**Directive**. Reproduce the records below in their entirety, character for character.
* * * * * * * * *
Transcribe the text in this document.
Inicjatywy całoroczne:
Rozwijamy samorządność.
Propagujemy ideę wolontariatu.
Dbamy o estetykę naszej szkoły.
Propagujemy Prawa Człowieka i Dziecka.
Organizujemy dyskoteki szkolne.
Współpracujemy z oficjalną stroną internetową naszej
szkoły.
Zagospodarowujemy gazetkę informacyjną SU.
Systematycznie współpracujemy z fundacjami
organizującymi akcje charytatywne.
* * * * * * * * *
**Response**.
Transcribe the text in this document.
Inicjatywy całoroczne:
Rozwijamy samorządność.
Propagujemy ideę wolontariatu.
Dbamy o estetykę naszej szkoły.
Propagujemy Prawa Człowieka i Dziecka.
Organizujemy dyskoteki szkolne.
Współpracujemy z oficjalną stroną internetową naszej
szkoły.
Zagospodarowujemy gazetkę informacyjną SU.
Systematycznie współpracujemy z fundacjami
organizującymi akcje charytatywne.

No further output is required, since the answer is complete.